## Exercise description
Print the listing in its entirety and exactly, leaving out images.
==*==
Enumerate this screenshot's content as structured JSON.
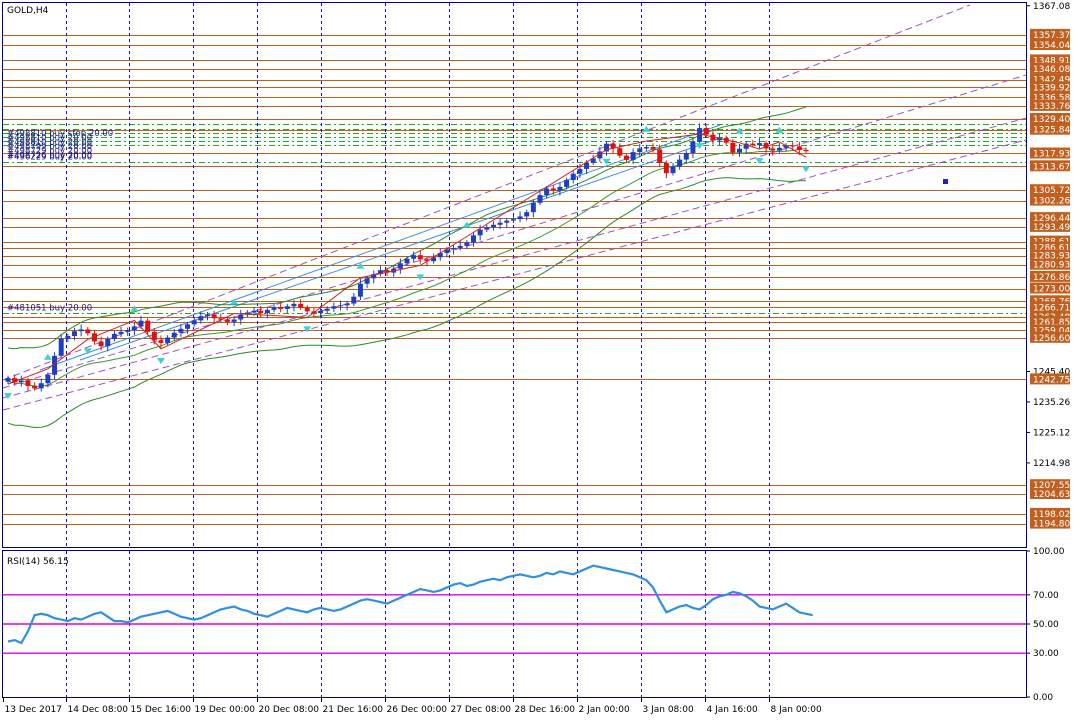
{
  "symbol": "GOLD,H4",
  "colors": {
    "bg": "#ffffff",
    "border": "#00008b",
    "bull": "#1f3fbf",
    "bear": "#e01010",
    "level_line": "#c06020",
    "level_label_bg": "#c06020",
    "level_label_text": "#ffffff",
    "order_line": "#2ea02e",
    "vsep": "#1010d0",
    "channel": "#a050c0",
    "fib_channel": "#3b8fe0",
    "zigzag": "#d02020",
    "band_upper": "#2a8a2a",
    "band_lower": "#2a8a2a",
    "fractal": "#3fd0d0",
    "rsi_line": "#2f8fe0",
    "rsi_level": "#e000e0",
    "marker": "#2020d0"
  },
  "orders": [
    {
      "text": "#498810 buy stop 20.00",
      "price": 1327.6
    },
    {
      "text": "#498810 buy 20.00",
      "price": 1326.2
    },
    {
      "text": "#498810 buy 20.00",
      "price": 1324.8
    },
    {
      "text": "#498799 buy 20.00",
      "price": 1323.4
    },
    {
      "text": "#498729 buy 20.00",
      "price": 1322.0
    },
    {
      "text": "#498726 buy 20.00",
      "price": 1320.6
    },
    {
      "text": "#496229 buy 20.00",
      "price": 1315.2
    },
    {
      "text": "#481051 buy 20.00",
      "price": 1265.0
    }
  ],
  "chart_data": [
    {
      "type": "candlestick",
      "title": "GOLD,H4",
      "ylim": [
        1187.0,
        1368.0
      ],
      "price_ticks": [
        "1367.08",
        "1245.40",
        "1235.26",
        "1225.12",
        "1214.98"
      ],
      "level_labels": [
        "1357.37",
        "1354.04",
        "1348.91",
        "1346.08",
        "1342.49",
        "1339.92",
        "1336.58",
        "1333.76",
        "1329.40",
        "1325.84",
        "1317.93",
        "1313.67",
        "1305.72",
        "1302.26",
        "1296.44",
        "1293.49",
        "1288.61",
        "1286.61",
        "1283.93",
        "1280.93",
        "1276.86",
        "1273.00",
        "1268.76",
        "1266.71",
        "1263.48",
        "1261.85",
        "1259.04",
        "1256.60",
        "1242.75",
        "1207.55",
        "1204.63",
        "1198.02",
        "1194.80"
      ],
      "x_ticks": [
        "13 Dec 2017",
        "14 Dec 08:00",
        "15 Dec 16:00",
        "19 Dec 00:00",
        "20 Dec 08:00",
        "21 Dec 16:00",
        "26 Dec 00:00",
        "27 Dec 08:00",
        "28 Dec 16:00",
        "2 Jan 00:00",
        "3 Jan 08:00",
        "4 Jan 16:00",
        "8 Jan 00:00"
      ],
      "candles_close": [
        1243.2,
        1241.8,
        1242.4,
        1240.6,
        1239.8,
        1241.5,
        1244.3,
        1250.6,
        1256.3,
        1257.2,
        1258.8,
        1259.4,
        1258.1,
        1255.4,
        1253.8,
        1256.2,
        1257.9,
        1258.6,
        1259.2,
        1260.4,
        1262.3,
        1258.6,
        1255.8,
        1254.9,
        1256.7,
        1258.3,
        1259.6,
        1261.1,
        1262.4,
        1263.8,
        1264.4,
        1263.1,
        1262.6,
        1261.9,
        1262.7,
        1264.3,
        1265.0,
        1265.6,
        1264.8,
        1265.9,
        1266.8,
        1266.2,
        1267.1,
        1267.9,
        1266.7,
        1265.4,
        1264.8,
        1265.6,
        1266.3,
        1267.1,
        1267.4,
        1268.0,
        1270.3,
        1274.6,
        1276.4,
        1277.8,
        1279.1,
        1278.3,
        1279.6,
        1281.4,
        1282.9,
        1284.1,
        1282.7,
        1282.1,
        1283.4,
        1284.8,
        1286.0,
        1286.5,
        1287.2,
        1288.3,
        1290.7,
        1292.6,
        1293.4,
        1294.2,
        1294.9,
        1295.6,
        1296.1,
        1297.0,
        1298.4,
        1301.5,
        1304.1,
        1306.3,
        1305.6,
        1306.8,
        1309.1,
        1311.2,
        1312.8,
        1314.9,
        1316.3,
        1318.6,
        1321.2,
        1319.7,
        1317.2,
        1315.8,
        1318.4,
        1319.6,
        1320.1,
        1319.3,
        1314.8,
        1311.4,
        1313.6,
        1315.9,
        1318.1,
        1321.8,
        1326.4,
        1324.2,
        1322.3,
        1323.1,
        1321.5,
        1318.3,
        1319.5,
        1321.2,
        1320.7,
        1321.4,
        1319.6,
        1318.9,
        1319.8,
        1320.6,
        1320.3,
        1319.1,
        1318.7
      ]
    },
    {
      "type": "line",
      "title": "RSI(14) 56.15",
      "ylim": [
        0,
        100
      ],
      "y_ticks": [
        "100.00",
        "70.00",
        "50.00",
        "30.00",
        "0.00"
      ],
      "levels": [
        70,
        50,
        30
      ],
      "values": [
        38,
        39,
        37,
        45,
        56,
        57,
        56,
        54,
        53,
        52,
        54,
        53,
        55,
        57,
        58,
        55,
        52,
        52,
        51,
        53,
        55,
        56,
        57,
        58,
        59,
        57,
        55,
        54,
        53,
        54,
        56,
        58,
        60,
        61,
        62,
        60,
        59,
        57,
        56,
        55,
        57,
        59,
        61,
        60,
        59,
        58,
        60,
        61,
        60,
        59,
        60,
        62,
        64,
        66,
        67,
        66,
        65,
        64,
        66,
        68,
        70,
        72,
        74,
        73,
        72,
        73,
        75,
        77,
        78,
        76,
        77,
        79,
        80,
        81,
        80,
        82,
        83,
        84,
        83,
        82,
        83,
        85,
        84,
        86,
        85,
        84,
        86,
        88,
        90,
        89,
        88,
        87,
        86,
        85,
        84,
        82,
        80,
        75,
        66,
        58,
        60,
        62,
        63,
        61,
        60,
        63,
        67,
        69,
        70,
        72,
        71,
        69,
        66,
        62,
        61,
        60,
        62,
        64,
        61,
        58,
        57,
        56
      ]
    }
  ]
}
==*==
## Exercise solution
Enumerate this screenshot's content as structured JSON.
{
  "symbol": "GOLD,H4",
  "colors": {
    "bg": "#ffffff",
    "border": "#00008b",
    "bull": "#1f3fbf",
    "bear": "#e01010",
    "level_line": "#c06020",
    "level_label_bg": "#c06020",
    "level_label_text": "#ffffff",
    "order_line": "#2ea02e",
    "vsep": "#1010d0",
    "channel": "#a050c0",
    "fib_channel": "#3b8fe0",
    "zigzag": "#d02020",
    "band_upper": "#2a8a2a",
    "band_lower": "#2a8a2a",
    "fractal": "#3fd0d0",
    "rsi_line": "#2f8fe0",
    "rsi_level": "#e000e0",
    "marker": "#2020d0"
  },
  "orders": [
    {
      "text": "#498810 buy stop 20.00",
      "price": 1327.6
    },
    {
      "text": "#498810 buy 20.00",
      "price": 1326.2
    },
    {
      "text": "#498810 buy 20.00",
      "price": 1324.8
    },
    {
      "text": "#498799 buy 20.00",
      "price": 1323.4
    },
    {
      "text": "#498729 buy 20.00",
      "price": 1322.0
    },
    {
      "text": "#498726 buy 20.00",
      "price": 1320.6
    },
    {
      "text": "#496229 buy 20.00",
      "price": 1315.2
    },
    {
      "text": "#481051 buy 20.00",
      "price": 1265.0
    }
  ],
  "chart_data": [
    {
      "type": "candlestick",
      "title": "GOLD,H4",
      "ylim": [
        1187.0,
        1368.0
      ],
      "price_ticks": [
        "1367.08",
        "1245.40",
        "1235.26",
        "1225.12",
        "1214.98"
      ],
      "level_labels": [
        "1357.37",
        "1354.04",
        "1348.91",
        "1346.08",
        "1342.49",
        "1339.92",
        "1336.58",
        "1333.76",
        "1329.40",
        "1325.84",
        "1317.93",
        "1313.67",
        "1305.72",
        "1302.26",
        "1296.44",
        "1293.49",
        "1288.61",
        "1286.61",
        "1283.93",
        "1280.93",
        "1276.86",
        "1273.00",
        "1268.76",
        "1266.71",
        "1263.48",
        "1261.85",
        "1259.04",
        "1256.60",
        "1242.75",
        "1207.55",
        "1204.63",
        "1198.02",
        "1194.80"
      ],
      "x_ticks": [
        "13 Dec 2017",
        "14 Dec 08:00",
        "15 Dec 16:00",
        "19 Dec 00:00",
        "20 Dec 08:00",
        "21 Dec 16:00",
        "26 Dec 00:00",
        "27 Dec 08:00",
        "28 Dec 16:00",
        "2 Jan 00:00",
        "3 Jan 08:00",
        "4 Jan 16:00",
        "8 Jan 00:00"
      ],
      "candles_close": [
        1243.2,
        1241.8,
        1242.4,
        1240.6,
        1239.8,
        1241.5,
        1244.3,
        1250.6,
        1256.3,
        1257.2,
        1258.8,
        1259.4,
        1258.1,
        1255.4,
        1253.8,
        1256.2,
        1257.9,
        1258.6,
        1259.2,
        1260.4,
        1262.3,
        1258.6,
        1255.8,
        1254.9,
        1256.7,
        1258.3,
        1259.6,
        1261.1,
        1262.4,
        1263.8,
        1264.4,
        1263.1,
        1262.6,
        1261.9,
        1262.7,
        1264.3,
        1265.0,
        1265.6,
        1264.8,
        1265.9,
        1266.8,
        1266.2,
        1267.1,
        1267.9,
        1266.7,
        1265.4,
        1264.8,
        1265.6,
        1266.3,
        1267.1,
        1267.4,
        1268.0,
        1270.3,
        1274.6,
        1276.4,
        1277.8,
        1279.1,
        1278.3,
        1279.6,
        1281.4,
        1282.9,
        1284.1,
        1282.7,
        1282.1,
        1283.4,
        1284.8,
        1286.0,
        1286.5,
        1287.2,
        1288.3,
        1290.7,
        1292.6,
        1293.4,
        1294.2,
        1294.9,
        1295.6,
        1296.1,
        1297.0,
        1298.4,
        1301.5,
        1304.1,
        1306.3,
        1305.6,
        1306.8,
        1309.1,
        1311.2,
        1312.8,
        1314.9,
        1316.3,
        1318.6,
        1321.2,
        1319.7,
        1317.2,
        1315.8,
        1318.4,
        1319.6,
        1320.1,
        1319.3,
        1314.8,
        1311.4,
        1313.6,
        1315.9,
        1318.1,
        1321.8,
        1326.4,
        1324.2,
        1322.3,
        1323.1,
        1321.5,
        1318.3,
        1319.5,
        1321.2,
        1320.7,
        1321.4,
        1319.6,
        1318.9,
        1319.8,
        1320.6,
        1320.3,
        1319.1,
        1318.7
      ]
    },
    {
      "type": "line",
      "title": "RSI(14) 56.15",
      "ylim": [
        0,
        100
      ],
      "y_ticks": [
        "100.00",
        "70.00",
        "50.00",
        "30.00",
        "0.00"
      ],
      "levels": [
        70,
        50,
        30
      ],
      "values": [
        38,
        39,
        37,
        45,
        56,
        57,
        56,
        54,
        53,
        52,
        54,
        53,
        55,
        57,
        58,
        55,
        52,
        52,
        51,
        53,
        55,
        56,
        57,
        58,
        59,
        57,
        55,
        54,
        53,
        54,
        56,
        58,
        60,
        61,
        62,
        60,
        59,
        57,
        56,
        55,
        57,
        59,
        61,
        60,
        59,
        58,
        60,
        61,
        60,
        59,
        60,
        62,
        64,
        66,
        67,
        66,
        65,
        64,
        66,
        68,
        70,
        72,
        74,
        73,
        72,
        73,
        75,
        77,
        78,
        76,
        77,
        79,
        80,
        81,
        80,
        82,
        83,
        84,
        83,
        82,
        83,
        85,
        84,
        86,
        85,
        84,
        86,
        88,
        90,
        89,
        88,
        87,
        86,
        85,
        84,
        82,
        80,
        75,
        66,
        58,
        60,
        62,
        63,
        61,
        60,
        63,
        67,
        69,
        70,
        72,
        71,
        69,
        66,
        62,
        61,
        60,
        62,
        64,
        61,
        58,
        57,
        56
      ]
    }
  ]
}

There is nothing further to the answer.